*EXERCISE*:
Reproduce each line bearing the word "الخلافة".

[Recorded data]
= = = = =
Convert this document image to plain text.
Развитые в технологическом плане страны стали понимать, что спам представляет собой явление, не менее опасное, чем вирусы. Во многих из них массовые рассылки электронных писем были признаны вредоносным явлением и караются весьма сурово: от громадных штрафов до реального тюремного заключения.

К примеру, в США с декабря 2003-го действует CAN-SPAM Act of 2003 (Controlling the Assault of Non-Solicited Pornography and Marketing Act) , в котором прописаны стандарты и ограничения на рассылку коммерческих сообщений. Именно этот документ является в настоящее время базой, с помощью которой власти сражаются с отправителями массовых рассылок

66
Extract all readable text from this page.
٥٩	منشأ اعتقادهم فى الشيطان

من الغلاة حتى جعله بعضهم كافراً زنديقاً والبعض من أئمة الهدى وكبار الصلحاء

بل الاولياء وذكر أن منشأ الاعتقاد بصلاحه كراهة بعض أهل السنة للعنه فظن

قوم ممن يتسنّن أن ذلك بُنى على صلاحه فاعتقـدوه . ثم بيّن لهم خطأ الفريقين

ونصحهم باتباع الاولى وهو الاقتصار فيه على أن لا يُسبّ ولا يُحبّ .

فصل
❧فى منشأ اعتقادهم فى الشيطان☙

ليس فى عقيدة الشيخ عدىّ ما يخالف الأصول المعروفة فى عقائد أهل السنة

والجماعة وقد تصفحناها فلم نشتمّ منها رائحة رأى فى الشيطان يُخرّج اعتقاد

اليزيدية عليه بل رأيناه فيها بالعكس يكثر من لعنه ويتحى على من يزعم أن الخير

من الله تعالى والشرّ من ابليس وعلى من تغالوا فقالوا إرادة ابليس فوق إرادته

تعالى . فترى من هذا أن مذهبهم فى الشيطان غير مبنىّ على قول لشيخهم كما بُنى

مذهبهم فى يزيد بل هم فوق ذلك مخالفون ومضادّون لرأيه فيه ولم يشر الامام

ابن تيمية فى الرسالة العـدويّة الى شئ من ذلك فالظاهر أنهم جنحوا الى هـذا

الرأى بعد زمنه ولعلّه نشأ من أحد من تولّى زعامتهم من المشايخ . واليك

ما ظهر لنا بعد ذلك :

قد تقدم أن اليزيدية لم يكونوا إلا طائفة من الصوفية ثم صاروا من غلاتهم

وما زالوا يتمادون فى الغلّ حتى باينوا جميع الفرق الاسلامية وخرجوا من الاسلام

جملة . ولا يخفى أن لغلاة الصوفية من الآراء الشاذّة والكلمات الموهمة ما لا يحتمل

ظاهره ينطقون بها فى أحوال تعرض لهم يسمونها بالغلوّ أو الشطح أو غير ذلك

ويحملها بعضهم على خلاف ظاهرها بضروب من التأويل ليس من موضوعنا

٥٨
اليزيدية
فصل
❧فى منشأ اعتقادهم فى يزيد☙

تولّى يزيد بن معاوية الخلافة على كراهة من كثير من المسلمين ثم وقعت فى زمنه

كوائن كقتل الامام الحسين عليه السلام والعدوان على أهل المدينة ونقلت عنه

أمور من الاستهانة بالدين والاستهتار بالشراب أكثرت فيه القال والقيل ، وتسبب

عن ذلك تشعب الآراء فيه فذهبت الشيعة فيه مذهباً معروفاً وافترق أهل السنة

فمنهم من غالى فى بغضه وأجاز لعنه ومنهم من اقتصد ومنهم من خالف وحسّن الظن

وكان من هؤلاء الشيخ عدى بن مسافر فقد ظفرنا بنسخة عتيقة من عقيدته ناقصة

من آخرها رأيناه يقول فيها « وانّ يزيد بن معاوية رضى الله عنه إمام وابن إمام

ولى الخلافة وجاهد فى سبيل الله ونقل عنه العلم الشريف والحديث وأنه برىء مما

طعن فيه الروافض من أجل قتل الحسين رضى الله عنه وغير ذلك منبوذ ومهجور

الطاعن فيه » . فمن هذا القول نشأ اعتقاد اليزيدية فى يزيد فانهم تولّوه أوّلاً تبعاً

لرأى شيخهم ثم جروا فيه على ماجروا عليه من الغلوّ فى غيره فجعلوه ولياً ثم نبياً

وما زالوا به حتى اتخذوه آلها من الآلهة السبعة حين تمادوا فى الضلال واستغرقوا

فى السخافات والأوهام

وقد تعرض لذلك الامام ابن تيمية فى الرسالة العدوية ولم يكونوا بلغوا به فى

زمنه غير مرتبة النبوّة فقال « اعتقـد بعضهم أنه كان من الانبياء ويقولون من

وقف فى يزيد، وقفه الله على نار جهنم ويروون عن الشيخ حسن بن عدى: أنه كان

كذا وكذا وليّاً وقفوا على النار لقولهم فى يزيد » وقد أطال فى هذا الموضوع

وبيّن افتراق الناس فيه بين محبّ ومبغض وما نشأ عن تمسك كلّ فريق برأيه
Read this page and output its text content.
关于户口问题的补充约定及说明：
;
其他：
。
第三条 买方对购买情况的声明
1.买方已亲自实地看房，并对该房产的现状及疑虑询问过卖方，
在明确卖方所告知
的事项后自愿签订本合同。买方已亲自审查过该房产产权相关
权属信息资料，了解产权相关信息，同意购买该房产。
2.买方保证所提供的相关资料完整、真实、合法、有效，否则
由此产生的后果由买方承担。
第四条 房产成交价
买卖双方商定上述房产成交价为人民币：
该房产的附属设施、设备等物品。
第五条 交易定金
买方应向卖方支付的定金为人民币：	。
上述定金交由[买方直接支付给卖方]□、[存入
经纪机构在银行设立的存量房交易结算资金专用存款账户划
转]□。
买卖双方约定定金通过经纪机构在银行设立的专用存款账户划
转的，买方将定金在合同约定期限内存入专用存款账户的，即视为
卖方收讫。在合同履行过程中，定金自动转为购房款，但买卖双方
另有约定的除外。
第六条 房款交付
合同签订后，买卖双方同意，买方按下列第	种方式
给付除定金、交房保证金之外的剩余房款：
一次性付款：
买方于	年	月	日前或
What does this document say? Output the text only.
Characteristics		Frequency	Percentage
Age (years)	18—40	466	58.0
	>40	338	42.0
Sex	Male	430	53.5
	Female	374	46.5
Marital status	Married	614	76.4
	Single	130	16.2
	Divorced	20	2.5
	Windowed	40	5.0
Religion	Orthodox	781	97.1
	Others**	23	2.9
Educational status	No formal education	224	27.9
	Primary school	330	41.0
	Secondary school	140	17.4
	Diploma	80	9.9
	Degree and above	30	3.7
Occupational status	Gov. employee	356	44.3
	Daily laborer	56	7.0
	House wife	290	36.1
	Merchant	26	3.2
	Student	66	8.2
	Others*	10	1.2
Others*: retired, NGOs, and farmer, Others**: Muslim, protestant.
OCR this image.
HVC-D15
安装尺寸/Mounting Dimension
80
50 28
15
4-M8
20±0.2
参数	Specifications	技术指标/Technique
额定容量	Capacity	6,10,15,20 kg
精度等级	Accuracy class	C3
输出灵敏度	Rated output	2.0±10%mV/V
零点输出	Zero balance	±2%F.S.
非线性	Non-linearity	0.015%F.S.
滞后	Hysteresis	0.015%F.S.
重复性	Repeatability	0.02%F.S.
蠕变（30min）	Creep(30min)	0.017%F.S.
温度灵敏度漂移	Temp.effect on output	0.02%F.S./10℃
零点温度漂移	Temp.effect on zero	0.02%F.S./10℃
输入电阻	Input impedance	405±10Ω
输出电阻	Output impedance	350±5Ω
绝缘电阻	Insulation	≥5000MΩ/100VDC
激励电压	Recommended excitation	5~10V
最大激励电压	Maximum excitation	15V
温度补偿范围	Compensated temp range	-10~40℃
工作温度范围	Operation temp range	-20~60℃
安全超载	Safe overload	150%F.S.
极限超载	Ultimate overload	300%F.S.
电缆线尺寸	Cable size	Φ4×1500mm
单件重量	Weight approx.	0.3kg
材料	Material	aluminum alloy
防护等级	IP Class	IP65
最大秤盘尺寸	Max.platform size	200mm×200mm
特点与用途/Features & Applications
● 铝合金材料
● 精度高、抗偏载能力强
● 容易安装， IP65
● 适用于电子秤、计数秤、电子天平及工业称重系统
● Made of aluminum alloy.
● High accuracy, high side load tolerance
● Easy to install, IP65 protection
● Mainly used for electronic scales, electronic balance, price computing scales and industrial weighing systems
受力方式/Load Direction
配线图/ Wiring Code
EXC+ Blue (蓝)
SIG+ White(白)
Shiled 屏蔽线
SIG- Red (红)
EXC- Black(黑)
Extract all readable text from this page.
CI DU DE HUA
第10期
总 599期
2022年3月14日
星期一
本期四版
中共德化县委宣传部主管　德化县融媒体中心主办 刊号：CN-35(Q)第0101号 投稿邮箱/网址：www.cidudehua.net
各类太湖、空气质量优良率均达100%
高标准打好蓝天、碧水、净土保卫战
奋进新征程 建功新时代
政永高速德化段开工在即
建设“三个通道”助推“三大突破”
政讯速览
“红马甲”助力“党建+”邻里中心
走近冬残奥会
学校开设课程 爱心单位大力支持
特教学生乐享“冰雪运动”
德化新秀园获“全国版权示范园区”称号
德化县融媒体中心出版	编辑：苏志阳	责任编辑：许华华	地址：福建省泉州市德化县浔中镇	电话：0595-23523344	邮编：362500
= = = = =
*RESULT FOR THIS EXERCISE*:
تولّى يزيد بن معاوية الخلافة على كراهة من كثير من المسلمين ثم وقعت فى زمنه
ولى الخلافة وجاهد فى سبيل الله ونقل عنه العلم الشريف والحديث وأنه برىء مما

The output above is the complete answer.